**GIVEN INSTRUCTION:**
Everything from the line containing "Parse this screenshot: output" to the last line of the records must be returned verbatim; nothing else belongs in the output.

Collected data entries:
* begin *

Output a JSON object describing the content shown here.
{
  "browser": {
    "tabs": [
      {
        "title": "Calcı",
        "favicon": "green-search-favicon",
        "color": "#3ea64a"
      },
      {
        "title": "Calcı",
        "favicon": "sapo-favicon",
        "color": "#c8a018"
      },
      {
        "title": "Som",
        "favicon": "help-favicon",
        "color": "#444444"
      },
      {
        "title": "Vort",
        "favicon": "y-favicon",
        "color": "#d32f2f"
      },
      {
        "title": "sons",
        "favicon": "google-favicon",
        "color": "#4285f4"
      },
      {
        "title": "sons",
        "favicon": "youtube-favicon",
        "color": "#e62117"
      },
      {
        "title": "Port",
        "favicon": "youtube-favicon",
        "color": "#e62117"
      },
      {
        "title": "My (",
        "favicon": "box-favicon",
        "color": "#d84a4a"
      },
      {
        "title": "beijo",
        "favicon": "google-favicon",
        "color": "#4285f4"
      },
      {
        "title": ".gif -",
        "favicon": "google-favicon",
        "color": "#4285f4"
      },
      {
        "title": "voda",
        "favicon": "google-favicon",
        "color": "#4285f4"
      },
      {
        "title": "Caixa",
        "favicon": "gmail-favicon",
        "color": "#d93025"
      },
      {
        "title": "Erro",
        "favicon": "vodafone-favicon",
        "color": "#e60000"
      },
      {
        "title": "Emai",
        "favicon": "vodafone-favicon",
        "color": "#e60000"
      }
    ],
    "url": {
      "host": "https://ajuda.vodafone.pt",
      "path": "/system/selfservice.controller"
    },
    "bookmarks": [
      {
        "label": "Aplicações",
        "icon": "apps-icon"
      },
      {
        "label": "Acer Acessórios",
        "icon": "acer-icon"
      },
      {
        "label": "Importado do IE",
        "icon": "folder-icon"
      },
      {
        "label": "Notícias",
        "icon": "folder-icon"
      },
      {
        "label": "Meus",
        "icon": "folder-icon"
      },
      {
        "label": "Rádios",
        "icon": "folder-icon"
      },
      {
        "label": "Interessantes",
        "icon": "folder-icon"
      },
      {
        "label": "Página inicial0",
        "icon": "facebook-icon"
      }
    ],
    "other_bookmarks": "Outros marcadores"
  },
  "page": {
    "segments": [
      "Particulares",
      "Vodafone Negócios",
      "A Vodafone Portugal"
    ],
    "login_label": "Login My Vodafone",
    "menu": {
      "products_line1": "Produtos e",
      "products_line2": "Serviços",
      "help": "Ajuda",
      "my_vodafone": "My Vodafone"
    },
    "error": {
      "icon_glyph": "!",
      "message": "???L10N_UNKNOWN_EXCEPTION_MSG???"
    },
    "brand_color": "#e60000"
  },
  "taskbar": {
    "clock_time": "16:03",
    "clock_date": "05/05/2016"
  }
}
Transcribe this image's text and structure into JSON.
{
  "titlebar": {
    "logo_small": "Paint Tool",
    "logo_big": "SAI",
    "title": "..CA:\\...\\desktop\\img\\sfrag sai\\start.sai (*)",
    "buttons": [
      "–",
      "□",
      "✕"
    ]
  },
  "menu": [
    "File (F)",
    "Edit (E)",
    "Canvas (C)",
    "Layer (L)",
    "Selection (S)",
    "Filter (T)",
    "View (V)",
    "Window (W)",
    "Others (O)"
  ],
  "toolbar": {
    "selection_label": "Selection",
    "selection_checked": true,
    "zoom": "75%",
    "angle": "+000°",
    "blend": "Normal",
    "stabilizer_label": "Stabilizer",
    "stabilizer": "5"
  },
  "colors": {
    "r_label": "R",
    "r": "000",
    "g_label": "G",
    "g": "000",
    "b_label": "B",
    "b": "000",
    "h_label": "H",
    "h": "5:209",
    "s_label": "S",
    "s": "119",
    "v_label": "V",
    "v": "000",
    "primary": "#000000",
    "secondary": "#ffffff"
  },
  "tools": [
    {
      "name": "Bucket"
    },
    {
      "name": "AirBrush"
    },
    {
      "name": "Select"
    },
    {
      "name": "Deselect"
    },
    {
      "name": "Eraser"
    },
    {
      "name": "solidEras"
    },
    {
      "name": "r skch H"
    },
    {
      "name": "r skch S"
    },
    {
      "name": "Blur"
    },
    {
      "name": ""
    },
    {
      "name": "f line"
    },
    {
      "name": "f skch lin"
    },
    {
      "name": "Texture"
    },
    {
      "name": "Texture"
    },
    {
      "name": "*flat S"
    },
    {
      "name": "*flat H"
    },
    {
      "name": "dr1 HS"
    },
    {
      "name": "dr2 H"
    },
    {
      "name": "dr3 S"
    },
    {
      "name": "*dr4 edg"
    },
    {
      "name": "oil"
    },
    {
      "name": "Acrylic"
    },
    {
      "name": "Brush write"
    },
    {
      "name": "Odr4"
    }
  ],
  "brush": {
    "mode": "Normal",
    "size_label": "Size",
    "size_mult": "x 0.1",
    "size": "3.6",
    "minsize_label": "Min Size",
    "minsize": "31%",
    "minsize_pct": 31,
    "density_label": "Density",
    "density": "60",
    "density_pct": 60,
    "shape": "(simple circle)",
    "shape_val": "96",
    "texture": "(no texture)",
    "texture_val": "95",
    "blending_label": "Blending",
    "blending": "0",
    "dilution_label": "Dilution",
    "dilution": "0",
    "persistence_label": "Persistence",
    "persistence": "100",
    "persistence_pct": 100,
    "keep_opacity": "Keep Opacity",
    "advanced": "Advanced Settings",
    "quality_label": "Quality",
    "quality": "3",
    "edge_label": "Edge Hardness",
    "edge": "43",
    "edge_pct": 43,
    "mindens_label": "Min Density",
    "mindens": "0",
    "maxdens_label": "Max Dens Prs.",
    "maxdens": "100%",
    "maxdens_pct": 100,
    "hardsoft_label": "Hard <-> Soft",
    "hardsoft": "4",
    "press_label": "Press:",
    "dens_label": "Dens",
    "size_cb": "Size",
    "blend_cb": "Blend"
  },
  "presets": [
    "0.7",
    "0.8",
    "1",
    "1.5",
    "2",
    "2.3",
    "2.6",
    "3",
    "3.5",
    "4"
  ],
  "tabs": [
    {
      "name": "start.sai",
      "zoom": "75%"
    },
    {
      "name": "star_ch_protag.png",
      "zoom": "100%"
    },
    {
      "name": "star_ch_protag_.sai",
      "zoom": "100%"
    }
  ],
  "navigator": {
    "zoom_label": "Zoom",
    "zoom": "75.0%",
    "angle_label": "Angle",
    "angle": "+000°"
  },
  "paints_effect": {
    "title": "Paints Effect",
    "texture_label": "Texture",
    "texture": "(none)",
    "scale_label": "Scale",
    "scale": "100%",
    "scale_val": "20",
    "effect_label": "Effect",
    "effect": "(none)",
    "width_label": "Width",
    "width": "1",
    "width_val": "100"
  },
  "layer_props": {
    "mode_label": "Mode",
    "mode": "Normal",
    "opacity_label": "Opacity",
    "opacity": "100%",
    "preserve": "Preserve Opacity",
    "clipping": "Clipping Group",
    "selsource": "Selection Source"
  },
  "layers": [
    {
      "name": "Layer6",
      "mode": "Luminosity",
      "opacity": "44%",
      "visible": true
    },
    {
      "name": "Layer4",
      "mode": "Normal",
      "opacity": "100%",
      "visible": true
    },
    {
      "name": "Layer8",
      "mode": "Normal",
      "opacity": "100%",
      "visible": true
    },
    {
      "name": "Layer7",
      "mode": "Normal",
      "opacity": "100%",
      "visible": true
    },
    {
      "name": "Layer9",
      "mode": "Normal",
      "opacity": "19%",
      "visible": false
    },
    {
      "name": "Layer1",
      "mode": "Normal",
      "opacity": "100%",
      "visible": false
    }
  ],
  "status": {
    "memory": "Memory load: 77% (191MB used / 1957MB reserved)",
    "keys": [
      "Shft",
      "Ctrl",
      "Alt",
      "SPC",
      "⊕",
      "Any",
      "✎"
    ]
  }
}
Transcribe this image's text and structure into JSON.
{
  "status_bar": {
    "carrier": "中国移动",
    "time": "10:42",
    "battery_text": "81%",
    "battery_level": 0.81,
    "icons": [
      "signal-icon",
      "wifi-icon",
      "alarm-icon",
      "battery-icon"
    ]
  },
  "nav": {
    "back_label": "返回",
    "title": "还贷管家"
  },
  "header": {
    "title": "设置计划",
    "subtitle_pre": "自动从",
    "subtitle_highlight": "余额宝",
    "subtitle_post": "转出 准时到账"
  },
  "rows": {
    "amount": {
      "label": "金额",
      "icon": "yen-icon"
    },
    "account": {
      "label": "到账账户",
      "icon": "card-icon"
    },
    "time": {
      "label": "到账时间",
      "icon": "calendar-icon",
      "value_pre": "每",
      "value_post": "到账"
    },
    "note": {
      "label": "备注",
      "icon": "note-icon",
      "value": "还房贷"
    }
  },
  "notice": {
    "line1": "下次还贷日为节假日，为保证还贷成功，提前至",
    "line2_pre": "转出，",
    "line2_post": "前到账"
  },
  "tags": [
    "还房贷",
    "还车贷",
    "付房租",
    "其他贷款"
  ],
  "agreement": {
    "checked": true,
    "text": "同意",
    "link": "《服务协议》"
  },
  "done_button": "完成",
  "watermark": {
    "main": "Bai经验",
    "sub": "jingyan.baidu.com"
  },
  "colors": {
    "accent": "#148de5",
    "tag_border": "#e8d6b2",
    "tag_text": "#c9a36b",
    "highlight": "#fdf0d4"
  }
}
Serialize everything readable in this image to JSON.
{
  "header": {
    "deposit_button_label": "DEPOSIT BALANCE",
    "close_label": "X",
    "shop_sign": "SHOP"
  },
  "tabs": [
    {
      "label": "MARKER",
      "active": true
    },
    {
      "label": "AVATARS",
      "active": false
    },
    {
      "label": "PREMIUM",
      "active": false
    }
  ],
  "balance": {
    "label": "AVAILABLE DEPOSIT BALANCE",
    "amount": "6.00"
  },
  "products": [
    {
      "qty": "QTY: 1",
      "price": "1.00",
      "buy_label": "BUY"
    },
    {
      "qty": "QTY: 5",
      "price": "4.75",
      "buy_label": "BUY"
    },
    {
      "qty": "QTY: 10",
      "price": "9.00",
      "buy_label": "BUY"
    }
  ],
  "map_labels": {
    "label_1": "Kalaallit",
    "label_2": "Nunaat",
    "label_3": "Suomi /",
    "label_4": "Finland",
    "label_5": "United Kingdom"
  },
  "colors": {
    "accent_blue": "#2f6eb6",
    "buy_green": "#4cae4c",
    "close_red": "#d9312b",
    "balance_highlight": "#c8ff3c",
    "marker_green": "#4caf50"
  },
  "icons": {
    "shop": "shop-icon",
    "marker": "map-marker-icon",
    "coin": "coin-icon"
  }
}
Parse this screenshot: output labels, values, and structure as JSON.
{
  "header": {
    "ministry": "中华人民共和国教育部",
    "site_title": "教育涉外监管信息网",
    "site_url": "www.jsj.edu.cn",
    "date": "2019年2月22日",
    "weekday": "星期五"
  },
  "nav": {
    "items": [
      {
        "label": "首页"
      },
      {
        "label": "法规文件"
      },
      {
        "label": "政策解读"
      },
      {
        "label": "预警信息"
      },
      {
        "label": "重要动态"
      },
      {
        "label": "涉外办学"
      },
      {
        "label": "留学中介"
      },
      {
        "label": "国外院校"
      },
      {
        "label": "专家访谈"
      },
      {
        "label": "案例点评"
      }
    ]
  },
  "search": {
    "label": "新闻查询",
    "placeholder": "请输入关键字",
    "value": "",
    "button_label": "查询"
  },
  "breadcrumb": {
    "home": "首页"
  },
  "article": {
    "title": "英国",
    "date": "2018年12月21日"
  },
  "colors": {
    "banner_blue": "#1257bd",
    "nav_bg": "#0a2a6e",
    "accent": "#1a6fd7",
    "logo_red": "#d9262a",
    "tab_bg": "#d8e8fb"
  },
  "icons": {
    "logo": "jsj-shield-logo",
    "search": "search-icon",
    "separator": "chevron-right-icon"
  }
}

* end *

**FINAL RESULT:**
Parse this screenshot: output labels, values, and structure as JSON.
{
  "header": {
    "ministry": "中华人民共和国教育部",
    "site_title": "教育涉外监管信息网",
    "site_url": "www.jsj.edu.cn",
    "date": "2019年2月22日",
    "weekday": "星期五"
  },
  "nav": {
    "items": [
      {
        "label": "首页"
      },
      {
        "label": "法规文件"
      },
      {
        "label": "政策解读"
      },
      {
        "label": "预警信息"
      },
      {
        "label": "重要动态"
      },
      {
        "label": "涉外办学"
      },
      {
        "label": "留学中介"
      },
      {
        "label": "国外院校"
      },
      {
        "label": "专家访谈"
      },
      {
        "label": "案例点评"
      }
    ]
  },
  "search": {
    "label": "新闻查询",
    "placeholder": "请输入关键字",
    "value": "",
    "button_label": "查询"
  },
  "breadcrumb": {
    "home": "首页"
  },
  "article": {
    "title": "英国",
    "date": "2018年12月21日"
  },
  "colors": {
    "banner_blue": "#1257bd",
    "nav_bg": "#0a2a6e",
    "accent": "#1a6fd7",
    "logo_red": "#d9262a",
    "tab_bg": "#d8e8fb"
  },
  "icons": {
    "logo": "jsj-shield-logo",
    "search": "search-icon",
    "separator": "chevron-right-icon"
  }
}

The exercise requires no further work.